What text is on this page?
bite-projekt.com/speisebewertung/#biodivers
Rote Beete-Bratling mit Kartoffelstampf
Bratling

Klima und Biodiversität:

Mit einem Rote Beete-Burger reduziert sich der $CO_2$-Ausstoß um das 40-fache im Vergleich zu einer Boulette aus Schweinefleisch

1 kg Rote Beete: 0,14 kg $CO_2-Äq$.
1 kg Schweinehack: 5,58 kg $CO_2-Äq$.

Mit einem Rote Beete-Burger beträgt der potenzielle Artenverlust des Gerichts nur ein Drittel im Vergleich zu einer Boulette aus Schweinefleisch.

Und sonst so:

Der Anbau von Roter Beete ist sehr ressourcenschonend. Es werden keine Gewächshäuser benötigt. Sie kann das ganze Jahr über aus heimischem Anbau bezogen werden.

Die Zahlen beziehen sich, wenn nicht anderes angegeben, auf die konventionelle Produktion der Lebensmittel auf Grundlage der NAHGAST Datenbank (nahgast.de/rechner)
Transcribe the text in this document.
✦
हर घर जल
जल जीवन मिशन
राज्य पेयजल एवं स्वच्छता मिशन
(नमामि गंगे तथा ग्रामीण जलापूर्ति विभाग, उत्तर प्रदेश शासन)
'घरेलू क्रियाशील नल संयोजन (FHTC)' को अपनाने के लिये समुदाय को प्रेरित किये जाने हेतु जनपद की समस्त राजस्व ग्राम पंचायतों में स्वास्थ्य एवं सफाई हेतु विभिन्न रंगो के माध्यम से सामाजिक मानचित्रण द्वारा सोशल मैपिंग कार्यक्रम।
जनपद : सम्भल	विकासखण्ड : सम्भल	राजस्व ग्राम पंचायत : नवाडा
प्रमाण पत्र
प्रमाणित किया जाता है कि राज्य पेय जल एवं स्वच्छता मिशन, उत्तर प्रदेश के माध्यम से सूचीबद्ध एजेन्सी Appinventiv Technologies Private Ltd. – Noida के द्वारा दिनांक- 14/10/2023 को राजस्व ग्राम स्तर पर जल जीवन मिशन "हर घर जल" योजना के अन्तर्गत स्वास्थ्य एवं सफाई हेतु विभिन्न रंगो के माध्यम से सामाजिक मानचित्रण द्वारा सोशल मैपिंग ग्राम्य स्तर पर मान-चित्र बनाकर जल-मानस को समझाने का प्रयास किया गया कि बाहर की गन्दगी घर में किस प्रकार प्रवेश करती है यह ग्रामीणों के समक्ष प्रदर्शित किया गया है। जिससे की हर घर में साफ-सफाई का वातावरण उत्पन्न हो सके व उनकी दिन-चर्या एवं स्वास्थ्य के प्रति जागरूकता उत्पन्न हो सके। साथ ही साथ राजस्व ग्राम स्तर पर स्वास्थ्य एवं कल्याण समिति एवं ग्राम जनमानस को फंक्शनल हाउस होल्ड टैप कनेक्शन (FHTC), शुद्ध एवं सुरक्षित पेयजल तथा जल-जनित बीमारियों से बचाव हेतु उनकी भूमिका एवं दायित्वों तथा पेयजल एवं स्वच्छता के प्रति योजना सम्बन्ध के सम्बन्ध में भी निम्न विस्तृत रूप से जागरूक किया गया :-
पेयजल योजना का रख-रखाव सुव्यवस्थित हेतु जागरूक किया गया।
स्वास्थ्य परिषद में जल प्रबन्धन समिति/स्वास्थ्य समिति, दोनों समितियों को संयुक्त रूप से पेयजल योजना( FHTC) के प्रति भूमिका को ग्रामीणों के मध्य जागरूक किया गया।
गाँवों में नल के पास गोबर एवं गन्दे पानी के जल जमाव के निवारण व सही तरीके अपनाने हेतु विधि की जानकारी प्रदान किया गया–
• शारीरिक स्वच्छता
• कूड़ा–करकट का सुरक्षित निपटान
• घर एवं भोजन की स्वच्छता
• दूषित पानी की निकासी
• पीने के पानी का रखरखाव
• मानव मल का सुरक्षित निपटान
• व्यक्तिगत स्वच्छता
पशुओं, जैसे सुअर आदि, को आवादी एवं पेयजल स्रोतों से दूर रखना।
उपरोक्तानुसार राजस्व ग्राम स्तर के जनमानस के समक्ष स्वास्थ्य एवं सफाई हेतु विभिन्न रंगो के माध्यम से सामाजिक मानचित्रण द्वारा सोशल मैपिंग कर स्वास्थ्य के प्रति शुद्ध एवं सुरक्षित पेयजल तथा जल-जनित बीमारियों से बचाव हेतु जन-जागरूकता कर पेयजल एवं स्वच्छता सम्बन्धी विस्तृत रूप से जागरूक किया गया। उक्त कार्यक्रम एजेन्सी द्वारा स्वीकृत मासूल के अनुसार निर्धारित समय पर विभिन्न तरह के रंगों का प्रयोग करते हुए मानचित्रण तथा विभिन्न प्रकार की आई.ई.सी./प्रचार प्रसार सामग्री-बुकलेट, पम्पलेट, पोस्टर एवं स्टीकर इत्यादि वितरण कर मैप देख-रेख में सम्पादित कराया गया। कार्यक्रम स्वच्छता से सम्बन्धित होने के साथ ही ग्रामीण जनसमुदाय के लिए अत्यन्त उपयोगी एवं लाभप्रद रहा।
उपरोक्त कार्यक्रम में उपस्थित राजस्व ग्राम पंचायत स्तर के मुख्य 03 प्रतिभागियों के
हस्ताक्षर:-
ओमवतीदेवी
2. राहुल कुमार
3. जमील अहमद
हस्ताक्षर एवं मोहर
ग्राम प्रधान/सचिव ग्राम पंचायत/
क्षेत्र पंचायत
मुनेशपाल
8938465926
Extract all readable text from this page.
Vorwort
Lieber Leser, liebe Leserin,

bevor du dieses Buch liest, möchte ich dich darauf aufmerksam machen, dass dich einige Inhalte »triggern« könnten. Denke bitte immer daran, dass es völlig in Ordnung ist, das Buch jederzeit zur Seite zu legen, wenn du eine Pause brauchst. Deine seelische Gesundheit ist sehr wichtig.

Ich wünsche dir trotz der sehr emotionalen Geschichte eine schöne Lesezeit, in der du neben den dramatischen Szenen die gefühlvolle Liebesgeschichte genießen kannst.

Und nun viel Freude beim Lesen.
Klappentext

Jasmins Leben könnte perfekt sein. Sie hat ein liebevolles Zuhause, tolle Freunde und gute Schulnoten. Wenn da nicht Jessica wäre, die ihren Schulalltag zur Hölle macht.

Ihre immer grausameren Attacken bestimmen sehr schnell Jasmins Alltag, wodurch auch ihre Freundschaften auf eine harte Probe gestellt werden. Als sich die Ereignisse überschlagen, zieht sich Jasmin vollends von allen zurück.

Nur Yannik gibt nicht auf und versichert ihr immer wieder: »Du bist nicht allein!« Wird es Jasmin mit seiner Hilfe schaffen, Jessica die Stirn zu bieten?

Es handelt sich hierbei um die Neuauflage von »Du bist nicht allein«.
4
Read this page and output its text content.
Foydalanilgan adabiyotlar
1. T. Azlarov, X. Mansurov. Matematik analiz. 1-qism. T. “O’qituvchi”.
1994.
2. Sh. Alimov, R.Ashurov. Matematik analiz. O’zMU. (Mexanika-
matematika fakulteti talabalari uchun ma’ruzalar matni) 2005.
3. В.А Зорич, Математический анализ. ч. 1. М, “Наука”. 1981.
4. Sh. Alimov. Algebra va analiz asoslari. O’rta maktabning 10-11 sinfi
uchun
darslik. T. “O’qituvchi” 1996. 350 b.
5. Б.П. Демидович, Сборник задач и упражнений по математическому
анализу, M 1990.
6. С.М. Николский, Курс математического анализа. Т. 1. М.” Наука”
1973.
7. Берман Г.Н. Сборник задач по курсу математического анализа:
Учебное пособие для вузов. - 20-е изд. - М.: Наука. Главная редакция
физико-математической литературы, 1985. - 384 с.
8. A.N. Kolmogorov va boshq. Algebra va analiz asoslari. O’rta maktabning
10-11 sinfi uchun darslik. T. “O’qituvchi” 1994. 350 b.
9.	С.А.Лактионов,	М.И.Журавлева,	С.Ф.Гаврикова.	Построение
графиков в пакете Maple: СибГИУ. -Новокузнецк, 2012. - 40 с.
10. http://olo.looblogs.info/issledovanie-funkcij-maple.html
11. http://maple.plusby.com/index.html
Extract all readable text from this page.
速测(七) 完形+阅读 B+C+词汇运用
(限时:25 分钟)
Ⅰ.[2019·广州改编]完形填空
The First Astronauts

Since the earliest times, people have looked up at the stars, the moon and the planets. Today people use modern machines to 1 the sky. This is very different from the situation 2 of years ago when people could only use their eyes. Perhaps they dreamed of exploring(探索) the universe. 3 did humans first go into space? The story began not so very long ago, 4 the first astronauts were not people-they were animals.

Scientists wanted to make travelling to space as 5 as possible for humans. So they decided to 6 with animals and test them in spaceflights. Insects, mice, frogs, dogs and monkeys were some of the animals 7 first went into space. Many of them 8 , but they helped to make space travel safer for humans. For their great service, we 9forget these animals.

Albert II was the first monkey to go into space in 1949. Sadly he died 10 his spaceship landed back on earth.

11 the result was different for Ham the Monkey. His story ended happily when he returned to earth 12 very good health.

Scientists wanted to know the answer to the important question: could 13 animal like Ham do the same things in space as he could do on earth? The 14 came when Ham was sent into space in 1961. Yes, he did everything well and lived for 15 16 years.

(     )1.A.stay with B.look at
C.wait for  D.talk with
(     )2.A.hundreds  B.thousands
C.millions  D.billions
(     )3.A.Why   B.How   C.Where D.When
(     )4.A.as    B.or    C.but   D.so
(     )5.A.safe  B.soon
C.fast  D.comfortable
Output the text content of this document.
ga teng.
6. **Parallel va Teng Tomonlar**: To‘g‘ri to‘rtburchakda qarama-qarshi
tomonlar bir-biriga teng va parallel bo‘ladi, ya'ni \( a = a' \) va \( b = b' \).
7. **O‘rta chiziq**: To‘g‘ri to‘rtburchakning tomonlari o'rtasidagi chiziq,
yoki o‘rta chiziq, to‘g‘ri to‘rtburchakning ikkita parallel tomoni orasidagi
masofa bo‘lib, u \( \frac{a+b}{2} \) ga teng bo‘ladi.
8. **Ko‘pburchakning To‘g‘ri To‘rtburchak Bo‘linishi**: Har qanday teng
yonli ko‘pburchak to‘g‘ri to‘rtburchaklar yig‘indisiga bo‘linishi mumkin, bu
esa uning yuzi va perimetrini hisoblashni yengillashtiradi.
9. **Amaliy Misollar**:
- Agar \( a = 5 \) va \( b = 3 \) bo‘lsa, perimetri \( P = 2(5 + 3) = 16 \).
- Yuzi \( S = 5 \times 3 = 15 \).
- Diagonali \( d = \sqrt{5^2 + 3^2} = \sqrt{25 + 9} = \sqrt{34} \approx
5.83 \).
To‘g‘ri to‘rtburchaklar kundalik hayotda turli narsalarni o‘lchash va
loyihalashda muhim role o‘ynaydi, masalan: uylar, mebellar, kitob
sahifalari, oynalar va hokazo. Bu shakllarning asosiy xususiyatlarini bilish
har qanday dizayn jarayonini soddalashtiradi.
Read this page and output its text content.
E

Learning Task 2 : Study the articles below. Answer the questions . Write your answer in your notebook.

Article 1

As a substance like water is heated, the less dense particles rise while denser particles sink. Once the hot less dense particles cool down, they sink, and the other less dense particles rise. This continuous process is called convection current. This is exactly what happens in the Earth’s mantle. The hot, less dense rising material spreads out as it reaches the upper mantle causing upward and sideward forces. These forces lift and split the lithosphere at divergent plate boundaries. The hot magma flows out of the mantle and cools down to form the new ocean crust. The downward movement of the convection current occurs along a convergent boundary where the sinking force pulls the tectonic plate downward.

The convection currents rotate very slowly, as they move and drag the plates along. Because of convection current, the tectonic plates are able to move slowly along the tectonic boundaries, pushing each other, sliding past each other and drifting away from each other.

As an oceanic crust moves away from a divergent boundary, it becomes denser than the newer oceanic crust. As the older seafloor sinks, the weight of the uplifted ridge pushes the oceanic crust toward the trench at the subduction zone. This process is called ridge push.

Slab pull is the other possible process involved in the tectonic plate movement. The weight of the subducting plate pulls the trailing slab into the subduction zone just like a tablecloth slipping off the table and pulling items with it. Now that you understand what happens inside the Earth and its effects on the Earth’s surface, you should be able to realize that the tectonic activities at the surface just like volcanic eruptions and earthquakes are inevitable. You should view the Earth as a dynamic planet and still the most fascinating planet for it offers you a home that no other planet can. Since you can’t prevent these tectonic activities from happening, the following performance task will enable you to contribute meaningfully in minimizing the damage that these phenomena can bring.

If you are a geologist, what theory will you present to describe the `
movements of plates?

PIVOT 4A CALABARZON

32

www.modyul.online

## Your objective
Search the entries for the string "weight" and collect each line that has it.

## Response below
As an oceanic crust moves away from a divergent boundary, it becomes denser than the newer oceanic crust. As the older seafloor sinks, the weight of the uplifted ridge pushes the oceanic crust toward the trench at the subduction zone. This process is called ridge push.
Slab pull is the other possible process involved in the tectonic plate movement. The weight of the subducting plate pulls the trailing slab into the subduction zone just like a tablecloth slipping off the table and pulling items with it. Now that you understand what happens inside the Earth and its effects on the Earth’s surface, you should be able to realize that the tectonic activities at the surface just like volcanic eruptions and earthquakes are inevitable. You should view the Earth as a dynamic planet and still the most fascinating planet for it offers you a home that no other planet can. Since you can’t prevent these tectonic activities from happening, the following performance task will enable you to contribute meaningfully in minimizing the damage that these phenomena can bring.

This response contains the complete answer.